## What needs to be done
Answer with one number: the count of lines in this material that hold the word "JSON".

+--

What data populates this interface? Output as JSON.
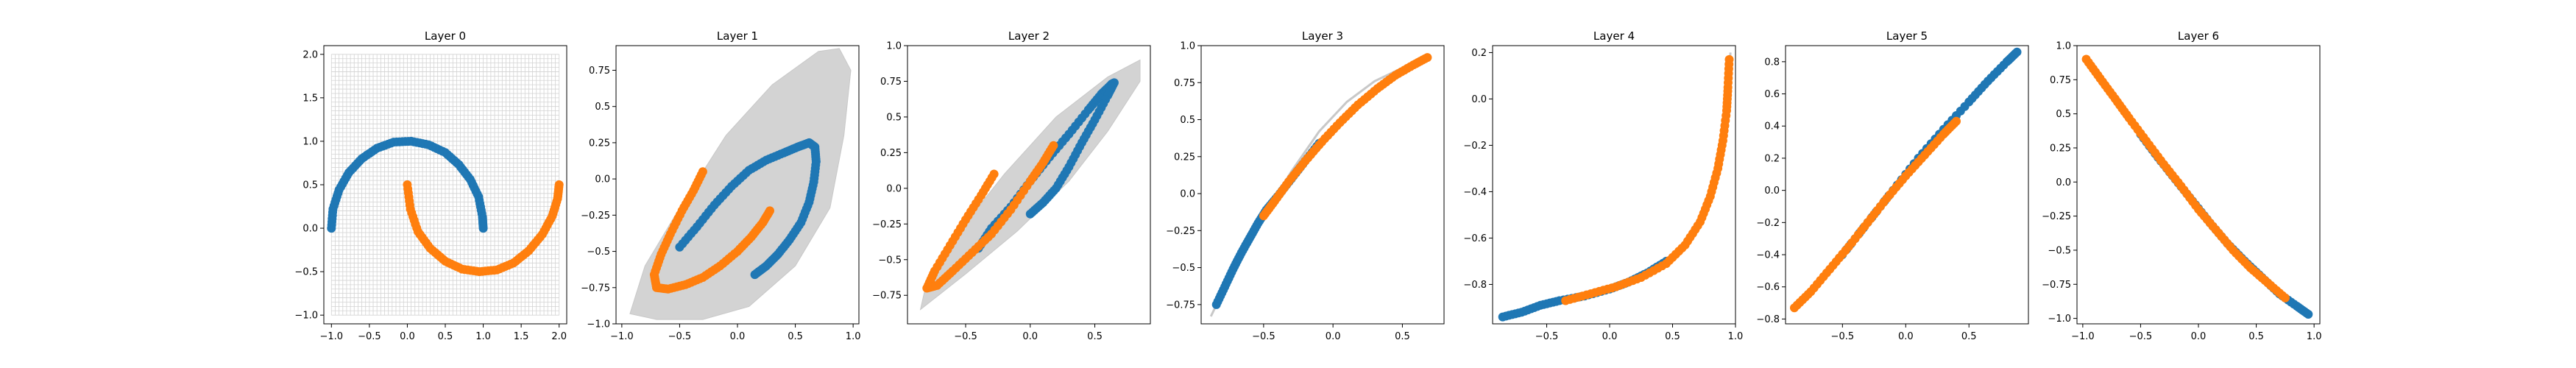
{
  "figure": {
    "background_color": "#ffffff",
    "series_colors": {
      "moon_a": "#1f77b4",
      "moon_b": "#ff7f0e",
      "grid": "#d3d3d3"
    }
  },
  "chart_data": [
    {
      "type": "scatter",
      "title": "Layer 0",
      "xlabel": "",
      "ylabel": "",
      "xlim": [
        -1.1,
        2.1
      ],
      "ylim": [
        -1.1,
        2.1
      ],
      "xticks": [
        -1.0,
        -0.5,
        0.0,
        0.5,
        1.0,
        1.5,
        2.0
      ],
      "yticks": [
        -1.0,
        -0.5,
        0.0,
        0.5,
        1.0,
        1.5,
        2.0
      ],
      "grid": "regular",
      "grid_range": {
        "x": [
          -1.0,
          2.0
        ],
        "y": [
          -1.0,
          2.0
        ]
      },
      "series": [
        {
          "color": "#1f77b4",
          "points": [
            [
              -1.0,
              0.0
            ],
            [
              -0.98,
              0.22
            ],
            [
              -0.9,
              0.44
            ],
            [
              -0.77,
              0.64
            ],
            [
              -0.6,
              0.8
            ],
            [
              -0.4,
              0.92
            ],
            [
              -0.18,
              0.99
            ],
            [
              0.05,
              1.0
            ],
            [
              0.28,
              0.96
            ],
            [
              0.5,
              0.87
            ],
            [
              0.68,
              0.73
            ],
            [
              0.83,
              0.56
            ],
            [
              0.94,
              0.36
            ],
            [
              0.99,
              0.13
            ],
            [
              1.0,
              0.0
            ]
          ]
        },
        {
          "color": "#ff7f0e",
          "points": [
            [
              0.0,
              0.5
            ],
            [
              0.04,
              0.22
            ],
            [
              0.14,
              -0.04
            ],
            [
              0.3,
              -0.23
            ],
            [
              0.5,
              -0.38
            ],
            [
              0.72,
              -0.47
            ],
            [
              0.95,
              -0.5
            ],
            [
              1.18,
              -0.48
            ],
            [
              1.4,
              -0.4
            ],
            [
              1.6,
              -0.26
            ],
            [
              1.78,
              -0.07
            ],
            [
              1.91,
              0.14
            ],
            [
              1.98,
              0.34
            ],
            [
              2.0,
              0.5
            ]
          ]
        }
      ]
    },
    {
      "type": "scatter",
      "title": "Layer 1",
      "xlabel": "",
      "ylabel": "",
      "xlim": [
        -1.05,
        1.05
      ],
      "ylim": [
        -1.0,
        0.92
      ],
      "xticks": [
        -1.0,
        -0.5,
        0.0,
        0.5,
        1.0
      ],
      "yticks": [
        -1.0,
        -0.75,
        -0.5,
        -0.25,
        0.0,
        0.25,
        0.5,
        0.75
      ],
      "grid": "warped",
      "grid_outline": [
        [
          -0.93,
          -0.93
        ],
        [
          -0.7,
          -0.97
        ],
        [
          -0.3,
          -0.97
        ],
        [
          0.1,
          -0.88
        ],
        [
          0.5,
          -0.6
        ],
        [
          0.8,
          -0.2
        ],
        [
          0.92,
          0.3
        ],
        [
          0.98,
          0.75
        ],
        [
          0.88,
          0.9
        ],
        [
          0.7,
          0.88
        ],
        [
          0.3,
          0.65
        ],
        [
          -0.1,
          0.3
        ],
        [
          -0.5,
          -0.2
        ],
        [
          -0.8,
          -0.6
        ]
      ],
      "series": [
        {
          "color": "#1f77b4",
          "points": [
            [
              -0.5,
              -0.47
            ],
            [
              -0.35,
              -0.33
            ],
            [
              -0.2,
              -0.18
            ],
            [
              -0.05,
              -0.05
            ],
            [
              0.1,
              0.06
            ],
            [
              0.25,
              0.13
            ],
            [
              0.4,
              0.18
            ],
            [
              0.52,
              0.22
            ],
            [
              0.62,
              0.25
            ],
            [
              0.67,
              0.22
            ],
            [
              0.68,
              0.12
            ],
            [
              0.66,
              -0.02
            ],
            [
              0.62,
              -0.16
            ],
            [
              0.55,
              -0.3
            ],
            [
              0.45,
              -0.42
            ],
            [
              0.35,
              -0.52
            ],
            [
              0.25,
              -0.6
            ],
            [
              0.15,
              -0.66
            ]
          ]
        },
        {
          "color": "#ff7f0e",
          "points": [
            [
              -0.3,
              0.05
            ],
            [
              -0.38,
              -0.08
            ],
            [
              -0.48,
              -0.22
            ],
            [
              -0.58,
              -0.38
            ],
            [
              -0.66,
              -0.52
            ],
            [
              -0.72,
              -0.66
            ],
            [
              -0.7,
              -0.75
            ],
            [
              -0.6,
              -0.76
            ],
            [
              -0.45,
              -0.73
            ],
            [
              -0.3,
              -0.68
            ],
            [
              -0.15,
              -0.6
            ],
            [
              0.0,
              -0.5
            ],
            [
              0.12,
              -0.4
            ],
            [
              0.22,
              -0.3
            ],
            [
              0.28,
              -0.22
            ]
          ]
        }
      ]
    },
    {
      "type": "scatter",
      "title": "Layer 2",
      "xlabel": "",
      "ylabel": "",
      "xlim": [
        -0.95,
        0.93
      ],
      "ylim": [
        -0.95,
        1.0
      ],
      "xticks": [
        -0.5,
        0.0,
        0.5
      ],
      "yticks": [
        -0.75,
        -0.5,
        -0.25,
        0.0,
        0.25,
        0.5,
        0.75,
        1.0
      ],
      "grid": "warped",
      "grid_outline": [
        [
          -0.85,
          -0.85
        ],
        [
          -0.5,
          -0.6
        ],
        [
          -0.1,
          -0.3
        ],
        [
          0.3,
          0.05
        ],
        [
          0.6,
          0.4
        ],
        [
          0.85,
          0.75
        ],
        [
          0.85,
          0.9
        ],
        [
          0.6,
          0.78
        ],
        [
          0.2,
          0.5
        ],
        [
          -0.2,
          0.1
        ],
        [
          -0.55,
          -0.3
        ],
        [
          -0.8,
          -0.65
        ]
      ],
      "series": [
        {
          "color": "#1f77b4",
          "points": [
            [
              -0.4,
              -0.42
            ],
            [
              -0.3,
              -0.28
            ],
            [
              -0.15,
              -0.13
            ],
            [
              0.0,
              0.05
            ],
            [
              0.15,
              0.22
            ],
            [
              0.3,
              0.38
            ],
            [
              0.45,
              0.55
            ],
            [
              0.55,
              0.66
            ],
            [
              0.63,
              0.73
            ],
            [
              0.65,
              0.74
            ],
            [
              0.6,
              0.65
            ],
            [
              0.5,
              0.48
            ],
            [
              0.4,
              0.32
            ],
            [
              0.3,
              0.15
            ],
            [
              0.2,
              0.0
            ],
            [
              0.1,
              -0.1
            ],
            [
              0.0,
              -0.18
            ]
          ]
        },
        {
          "color": "#ff7f0e",
          "points": [
            [
              -0.28,
              0.1
            ],
            [
              -0.38,
              -0.05
            ],
            [
              -0.5,
              -0.22
            ],
            [
              -0.62,
              -0.4
            ],
            [
              -0.74,
              -0.58
            ],
            [
              -0.8,
              -0.7
            ],
            [
              -0.72,
              -0.68
            ],
            [
              -0.6,
              -0.58
            ],
            [
              -0.45,
              -0.45
            ],
            [
              -0.3,
              -0.32
            ],
            [
              -0.15,
              -0.15
            ],
            [
              0.0,
              0.05
            ],
            [
              0.1,
              0.18
            ],
            [
              0.18,
              0.3
            ]
          ]
        }
      ]
    },
    {
      "type": "scatter",
      "title": "Layer 3",
      "xlabel": "",
      "ylabel": "",
      "xlim": [
        -0.95,
        0.8
      ],
      "ylim": [
        -0.88,
        1.0
      ],
      "xticks": [
        -0.5,
        0.0,
        0.5
      ],
      "yticks": [
        -0.75,
        -0.5,
        -0.25,
        0.0,
        0.25,
        0.5,
        0.75,
        1.0
      ],
      "grid": "curve",
      "grid_outline": [
        [
          -0.88,
          -0.83
        ],
        [
          -0.7,
          -0.48
        ],
        [
          -0.5,
          -0.15
        ],
        [
          -0.3,
          0.15
        ],
        [
          -0.1,
          0.42
        ],
        [
          0.1,
          0.62
        ],
        [
          0.3,
          0.76
        ],
        [
          0.5,
          0.85
        ],
        [
          0.7,
          0.93
        ]
      ],
      "series": [
        {
          "color": "#1f77b4",
          "points": [
            [
              -0.84,
              -0.75
            ],
            [
              -0.78,
              -0.63
            ],
            [
              -0.72,
              -0.51
            ],
            [
              -0.66,
              -0.4
            ],
            [
              -0.6,
              -0.3
            ],
            [
              -0.54,
              -0.2
            ],
            [
              -0.48,
              -0.11
            ],
            [
              -0.4,
              -0.02
            ],
            [
              -0.3,
              0.1
            ],
            [
              -0.2,
              0.22
            ],
            [
              -0.1,
              0.34
            ]
          ]
        },
        {
          "color": "#ff7f0e",
          "points": [
            [
              -0.5,
              -0.15
            ],
            [
              -0.42,
              -0.05
            ],
            [
              -0.32,
              0.08
            ],
            [
              -0.2,
              0.22
            ],
            [
              -0.08,
              0.35
            ],
            [
              0.05,
              0.48
            ],
            [
              0.18,
              0.6
            ],
            [
              0.32,
              0.71
            ],
            [
              0.45,
              0.8
            ],
            [
              0.58,
              0.87
            ],
            [
              0.68,
              0.92
            ]
          ]
        }
      ]
    },
    {
      "type": "scatter",
      "title": "Layer 4",
      "xlabel": "",
      "ylabel": "",
      "xlim": [
        -0.93,
        1.0
      ],
      "ylim": [
        -0.97,
        0.23
      ],
      "xticks": [
        -0.5,
        0.0,
        0.5,
        1.0
      ],
      "yticks": [
        -0.8,
        -0.6,
        -0.4,
        -0.2,
        0.0,
        0.2
      ],
      "grid": "curve",
      "grid_outline": [
        [
          -0.87,
          -0.94
        ],
        [
          -0.5,
          -0.88
        ],
        [
          0.0,
          -0.82
        ],
        [
          0.4,
          -0.73
        ],
        [
          0.7,
          -0.55
        ],
        [
          0.85,
          -0.3
        ],
        [
          0.92,
          -0.05
        ],
        [
          0.96,
          0.2
        ]
      ],
      "series": [
        {
          "color": "#1f77b4",
          "points": [
            [
              -0.85,
              -0.94
            ],
            [
              -0.7,
              -0.92
            ],
            [
              -0.55,
              -0.89
            ],
            [
              -0.4,
              -0.87
            ],
            [
              -0.2,
              -0.85
            ],
            [
              0.0,
              -0.82
            ],
            [
              0.15,
              -0.79
            ],
            [
              0.3,
              -0.75
            ],
            [
              0.45,
              -0.7
            ]
          ]
        },
        {
          "color": "#ff7f0e",
          "points": [
            [
              -0.35,
              -0.87
            ],
            [
              -0.15,
              -0.84
            ],
            [
              0.05,
              -0.81
            ],
            [
              0.25,
              -0.77
            ],
            [
              0.45,
              -0.71
            ],
            [
              0.6,
              -0.63
            ],
            [
              0.72,
              -0.53
            ],
            [
              0.8,
              -0.42
            ],
            [
              0.86,
              -0.3
            ],
            [
              0.9,
              -0.18
            ],
            [
              0.93,
              -0.05
            ],
            [
              0.94,
              0.05
            ],
            [
              0.95,
              0.17
            ]
          ]
        }
      ]
    },
    {
      "type": "scatter",
      "title": "Layer 5",
      "xlabel": "",
      "ylabel": "",
      "xlim": [
        -0.95,
        0.97
      ],
      "ylim": [
        -0.83,
        0.9
      ],
      "xticks": [
        -0.5,
        0.0,
        0.5
      ],
      "yticks": [
        -0.8,
        -0.6,
        -0.4,
        -0.2,
        0.0,
        0.2,
        0.4,
        0.6,
        0.8
      ],
      "grid": "none",
      "series": [
        {
          "color": "#1f77b4",
          "points": [
            [
              -0.5,
              -0.4
            ],
            [
              -0.3,
              -0.2
            ],
            [
              -0.1,
              0.0
            ],
            [
              0.1,
              0.2
            ],
            [
              0.3,
              0.38
            ],
            [
              0.5,
              0.55
            ],
            [
              0.65,
              0.68
            ],
            [
              0.8,
              0.8
            ],
            [
              0.88,
              0.86
            ]
          ]
        },
        {
          "color": "#ff7f0e",
          "points": [
            [
              -0.88,
              -0.73
            ],
            [
              -0.75,
              -0.63
            ],
            [
              -0.6,
              -0.49
            ],
            [
              -0.45,
              -0.35
            ],
            [
              -0.3,
              -0.2
            ],
            [
              -0.15,
              -0.05
            ],
            [
              0.0,
              0.09
            ],
            [
              0.15,
              0.22
            ],
            [
              0.3,
              0.35
            ],
            [
              0.4,
              0.43
            ]
          ]
        }
      ]
    },
    {
      "type": "scatter",
      "title": "Layer 6",
      "xlabel": "",
      "ylabel": "",
      "xlim": [
        -1.05,
        1.05
      ],
      "ylim": [
        -1.04,
        1.0
      ],
      "xticks": [
        -1.0,
        -0.5,
        0.0,
        0.5,
        1.0
      ],
      "yticks": [
        -1.0,
        -0.75,
        -0.5,
        -0.25,
        0.0,
        0.25,
        0.5,
        0.75,
        1.0
      ],
      "grid": "none",
      "series": [
        {
          "color": "#1f77b4",
          "points": [
            [
              -0.5,
              0.35
            ],
            [
              -0.35,
              0.18
            ],
            [
              -0.2,
              0.02
            ],
            [
              -0.05,
              -0.14
            ],
            [
              0.1,
              -0.3
            ],
            [
              0.25,
              -0.45
            ],
            [
              0.4,
              -0.58
            ],
            [
              0.55,
              -0.7
            ],
            [
              0.7,
              -0.82
            ],
            [
              0.85,
              -0.91
            ],
            [
              0.95,
              -0.97
            ]
          ]
        },
        {
          "color": "#ff7f0e",
          "points": [
            [
              -0.97,
              0.9
            ],
            [
              -0.85,
              0.76
            ],
            [
              -0.72,
              0.61
            ],
            [
              -0.6,
              0.47
            ],
            [
              -0.45,
              0.3
            ],
            [
              -0.3,
              0.13
            ],
            [
              -0.15,
              -0.03
            ],
            [
              0.0,
              -0.2
            ],
            [
              0.15,
              -0.35
            ],
            [
              0.3,
              -0.5
            ],
            [
              0.45,
              -0.63
            ],
            [
              0.6,
              -0.74
            ],
            [
              0.75,
              -0.85
            ]
          ]
        }
      ]
    }
  ]
}
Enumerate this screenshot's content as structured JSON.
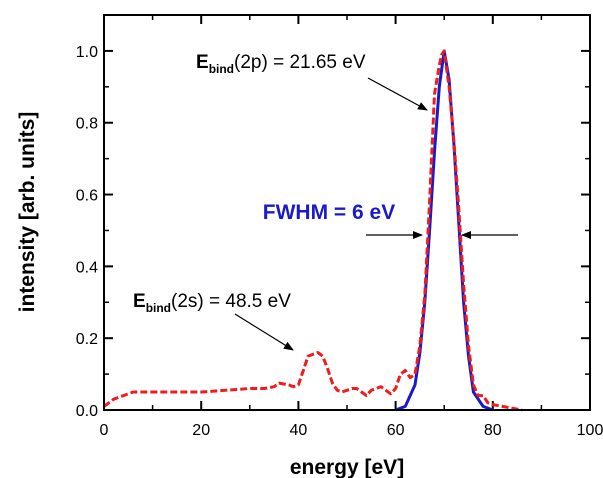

+--

## Result of this exercise
2